### Written exercise
Work out how many lines of the material below mention the word "xlabel"; reply with the number only.
•••
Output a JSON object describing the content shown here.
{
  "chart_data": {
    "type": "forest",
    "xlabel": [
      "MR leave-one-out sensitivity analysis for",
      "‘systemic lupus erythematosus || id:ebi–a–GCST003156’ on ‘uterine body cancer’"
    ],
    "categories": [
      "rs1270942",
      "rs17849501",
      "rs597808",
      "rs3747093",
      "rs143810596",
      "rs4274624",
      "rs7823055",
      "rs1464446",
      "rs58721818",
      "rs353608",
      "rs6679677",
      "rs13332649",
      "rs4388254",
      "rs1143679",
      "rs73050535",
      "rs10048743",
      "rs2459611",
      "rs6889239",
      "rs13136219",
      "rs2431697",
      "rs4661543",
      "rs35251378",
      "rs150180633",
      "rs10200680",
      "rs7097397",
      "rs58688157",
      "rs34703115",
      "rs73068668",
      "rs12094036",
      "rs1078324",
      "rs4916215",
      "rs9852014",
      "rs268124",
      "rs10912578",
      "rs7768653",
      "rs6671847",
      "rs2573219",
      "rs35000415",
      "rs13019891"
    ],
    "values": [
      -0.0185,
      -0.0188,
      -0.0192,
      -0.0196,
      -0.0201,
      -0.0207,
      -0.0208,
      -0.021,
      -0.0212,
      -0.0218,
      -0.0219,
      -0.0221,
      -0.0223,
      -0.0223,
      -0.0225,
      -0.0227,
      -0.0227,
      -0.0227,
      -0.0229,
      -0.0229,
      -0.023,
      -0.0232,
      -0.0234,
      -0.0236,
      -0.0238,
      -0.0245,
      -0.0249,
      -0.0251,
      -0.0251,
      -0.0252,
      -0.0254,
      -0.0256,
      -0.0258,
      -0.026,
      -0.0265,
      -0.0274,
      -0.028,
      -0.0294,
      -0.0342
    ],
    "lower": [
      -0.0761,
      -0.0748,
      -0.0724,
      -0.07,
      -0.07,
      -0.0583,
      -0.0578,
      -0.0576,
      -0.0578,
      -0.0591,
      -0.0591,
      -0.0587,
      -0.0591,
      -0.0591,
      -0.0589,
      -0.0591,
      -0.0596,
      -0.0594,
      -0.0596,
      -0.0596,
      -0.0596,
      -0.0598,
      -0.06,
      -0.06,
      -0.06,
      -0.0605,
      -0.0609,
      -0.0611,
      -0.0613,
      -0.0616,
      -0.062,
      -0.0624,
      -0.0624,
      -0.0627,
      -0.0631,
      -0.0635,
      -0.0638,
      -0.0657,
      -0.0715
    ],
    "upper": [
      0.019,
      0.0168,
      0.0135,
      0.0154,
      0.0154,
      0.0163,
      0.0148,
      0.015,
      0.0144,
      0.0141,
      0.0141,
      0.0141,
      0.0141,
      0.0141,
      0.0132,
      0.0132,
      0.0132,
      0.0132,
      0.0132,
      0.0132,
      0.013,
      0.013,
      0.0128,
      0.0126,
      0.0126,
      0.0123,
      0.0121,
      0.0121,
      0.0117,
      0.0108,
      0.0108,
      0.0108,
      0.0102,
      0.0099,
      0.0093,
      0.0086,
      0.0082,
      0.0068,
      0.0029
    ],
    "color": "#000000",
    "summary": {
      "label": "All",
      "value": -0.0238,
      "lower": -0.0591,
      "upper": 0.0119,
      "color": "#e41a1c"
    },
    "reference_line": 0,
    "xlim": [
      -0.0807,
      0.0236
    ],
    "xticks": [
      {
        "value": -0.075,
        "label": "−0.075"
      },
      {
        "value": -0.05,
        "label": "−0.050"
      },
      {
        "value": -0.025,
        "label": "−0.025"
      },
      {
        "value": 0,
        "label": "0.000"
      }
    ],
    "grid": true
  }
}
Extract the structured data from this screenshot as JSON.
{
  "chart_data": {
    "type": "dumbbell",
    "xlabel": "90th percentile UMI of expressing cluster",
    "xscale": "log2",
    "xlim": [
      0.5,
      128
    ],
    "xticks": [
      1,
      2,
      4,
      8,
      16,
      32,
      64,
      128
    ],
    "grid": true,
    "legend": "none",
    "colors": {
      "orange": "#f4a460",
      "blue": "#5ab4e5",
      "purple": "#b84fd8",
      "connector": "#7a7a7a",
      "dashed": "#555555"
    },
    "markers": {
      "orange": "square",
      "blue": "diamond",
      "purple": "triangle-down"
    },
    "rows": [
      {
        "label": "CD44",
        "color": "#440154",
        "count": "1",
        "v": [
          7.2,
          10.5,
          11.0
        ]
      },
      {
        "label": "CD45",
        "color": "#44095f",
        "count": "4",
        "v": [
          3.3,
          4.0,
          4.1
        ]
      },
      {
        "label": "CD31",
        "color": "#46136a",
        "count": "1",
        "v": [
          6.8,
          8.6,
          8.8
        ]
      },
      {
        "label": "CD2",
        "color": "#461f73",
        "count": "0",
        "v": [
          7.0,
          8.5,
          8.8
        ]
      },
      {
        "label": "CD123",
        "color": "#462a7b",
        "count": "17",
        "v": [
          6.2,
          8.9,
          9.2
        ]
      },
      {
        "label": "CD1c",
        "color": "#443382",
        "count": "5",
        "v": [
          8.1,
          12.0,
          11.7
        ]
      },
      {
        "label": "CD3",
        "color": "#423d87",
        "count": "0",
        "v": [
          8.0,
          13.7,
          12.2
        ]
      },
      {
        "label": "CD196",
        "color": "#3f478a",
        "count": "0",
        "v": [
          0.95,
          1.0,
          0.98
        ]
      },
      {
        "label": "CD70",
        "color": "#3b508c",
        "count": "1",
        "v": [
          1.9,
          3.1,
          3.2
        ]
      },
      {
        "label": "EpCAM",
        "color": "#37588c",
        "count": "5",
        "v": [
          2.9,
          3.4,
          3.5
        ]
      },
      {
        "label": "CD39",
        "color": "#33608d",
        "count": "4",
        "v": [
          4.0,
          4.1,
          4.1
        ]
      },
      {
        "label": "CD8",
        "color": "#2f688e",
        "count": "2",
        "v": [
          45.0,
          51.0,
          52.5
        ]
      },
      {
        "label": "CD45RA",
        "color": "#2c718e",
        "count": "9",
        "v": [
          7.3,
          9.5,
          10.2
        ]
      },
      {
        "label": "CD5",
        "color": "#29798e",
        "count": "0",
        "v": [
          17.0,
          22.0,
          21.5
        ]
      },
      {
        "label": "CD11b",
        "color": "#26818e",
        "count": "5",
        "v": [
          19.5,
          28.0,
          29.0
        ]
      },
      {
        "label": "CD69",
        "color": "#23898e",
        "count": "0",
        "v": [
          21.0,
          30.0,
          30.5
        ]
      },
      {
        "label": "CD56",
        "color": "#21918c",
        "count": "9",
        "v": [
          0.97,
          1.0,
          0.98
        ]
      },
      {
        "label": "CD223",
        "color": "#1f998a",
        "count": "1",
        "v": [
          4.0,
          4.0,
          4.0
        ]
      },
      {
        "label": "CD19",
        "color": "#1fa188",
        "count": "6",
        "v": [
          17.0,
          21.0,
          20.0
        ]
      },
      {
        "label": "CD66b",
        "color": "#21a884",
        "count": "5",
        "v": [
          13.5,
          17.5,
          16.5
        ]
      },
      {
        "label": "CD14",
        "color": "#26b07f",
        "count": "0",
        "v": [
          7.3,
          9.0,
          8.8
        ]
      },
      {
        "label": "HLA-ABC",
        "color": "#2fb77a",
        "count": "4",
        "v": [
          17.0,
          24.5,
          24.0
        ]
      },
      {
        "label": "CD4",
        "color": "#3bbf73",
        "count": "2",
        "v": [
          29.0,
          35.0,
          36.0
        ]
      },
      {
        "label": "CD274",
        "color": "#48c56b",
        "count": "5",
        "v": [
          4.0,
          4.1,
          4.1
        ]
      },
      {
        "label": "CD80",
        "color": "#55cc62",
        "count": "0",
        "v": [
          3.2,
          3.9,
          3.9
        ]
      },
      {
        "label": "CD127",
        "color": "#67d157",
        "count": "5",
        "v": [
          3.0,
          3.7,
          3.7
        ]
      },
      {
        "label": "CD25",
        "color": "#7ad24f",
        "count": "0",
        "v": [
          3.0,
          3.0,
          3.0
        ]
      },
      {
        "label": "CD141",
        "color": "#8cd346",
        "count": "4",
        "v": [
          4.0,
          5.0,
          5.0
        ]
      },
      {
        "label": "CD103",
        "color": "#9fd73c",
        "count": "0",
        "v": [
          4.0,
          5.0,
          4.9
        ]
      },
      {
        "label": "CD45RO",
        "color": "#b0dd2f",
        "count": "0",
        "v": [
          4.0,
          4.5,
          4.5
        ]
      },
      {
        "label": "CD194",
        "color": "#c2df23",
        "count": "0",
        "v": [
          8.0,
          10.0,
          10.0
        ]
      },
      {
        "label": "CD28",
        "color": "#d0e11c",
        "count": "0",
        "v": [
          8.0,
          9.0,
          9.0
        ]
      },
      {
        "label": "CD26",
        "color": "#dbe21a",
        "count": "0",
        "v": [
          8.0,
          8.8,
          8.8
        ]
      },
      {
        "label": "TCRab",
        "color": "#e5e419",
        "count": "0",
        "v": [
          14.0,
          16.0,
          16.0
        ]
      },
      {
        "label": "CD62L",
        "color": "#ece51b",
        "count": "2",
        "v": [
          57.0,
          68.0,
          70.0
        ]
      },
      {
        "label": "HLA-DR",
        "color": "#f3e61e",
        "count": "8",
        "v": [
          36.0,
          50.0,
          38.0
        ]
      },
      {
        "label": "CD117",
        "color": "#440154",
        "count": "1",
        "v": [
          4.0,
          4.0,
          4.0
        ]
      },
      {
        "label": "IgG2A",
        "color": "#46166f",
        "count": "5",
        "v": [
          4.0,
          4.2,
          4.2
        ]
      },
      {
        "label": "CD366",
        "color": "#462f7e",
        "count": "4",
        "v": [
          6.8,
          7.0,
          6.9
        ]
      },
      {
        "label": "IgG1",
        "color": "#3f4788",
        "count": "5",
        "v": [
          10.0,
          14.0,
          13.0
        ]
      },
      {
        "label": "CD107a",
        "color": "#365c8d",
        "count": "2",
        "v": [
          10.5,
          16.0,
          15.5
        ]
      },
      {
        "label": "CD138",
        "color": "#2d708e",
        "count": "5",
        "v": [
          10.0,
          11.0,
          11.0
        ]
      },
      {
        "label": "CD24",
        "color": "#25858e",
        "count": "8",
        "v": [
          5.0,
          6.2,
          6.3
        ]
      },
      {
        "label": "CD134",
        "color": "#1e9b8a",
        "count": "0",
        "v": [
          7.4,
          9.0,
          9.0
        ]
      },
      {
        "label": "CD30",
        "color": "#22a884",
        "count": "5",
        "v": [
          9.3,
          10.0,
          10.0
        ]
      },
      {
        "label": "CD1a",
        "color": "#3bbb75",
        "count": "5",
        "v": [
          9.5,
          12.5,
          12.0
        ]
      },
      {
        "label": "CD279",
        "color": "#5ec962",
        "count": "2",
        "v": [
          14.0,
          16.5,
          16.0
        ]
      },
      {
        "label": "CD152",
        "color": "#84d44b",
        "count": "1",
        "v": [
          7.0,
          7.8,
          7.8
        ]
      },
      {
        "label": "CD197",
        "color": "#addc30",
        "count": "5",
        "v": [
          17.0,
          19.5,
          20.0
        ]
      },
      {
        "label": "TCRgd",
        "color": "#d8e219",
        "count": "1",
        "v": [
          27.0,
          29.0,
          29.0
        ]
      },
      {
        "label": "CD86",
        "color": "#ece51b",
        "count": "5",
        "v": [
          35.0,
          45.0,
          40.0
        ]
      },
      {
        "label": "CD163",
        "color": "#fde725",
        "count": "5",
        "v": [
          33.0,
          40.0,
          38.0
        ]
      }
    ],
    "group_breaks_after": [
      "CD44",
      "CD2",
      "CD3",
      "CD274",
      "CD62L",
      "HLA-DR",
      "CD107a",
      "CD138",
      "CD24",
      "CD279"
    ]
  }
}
•••
### Output for this task
2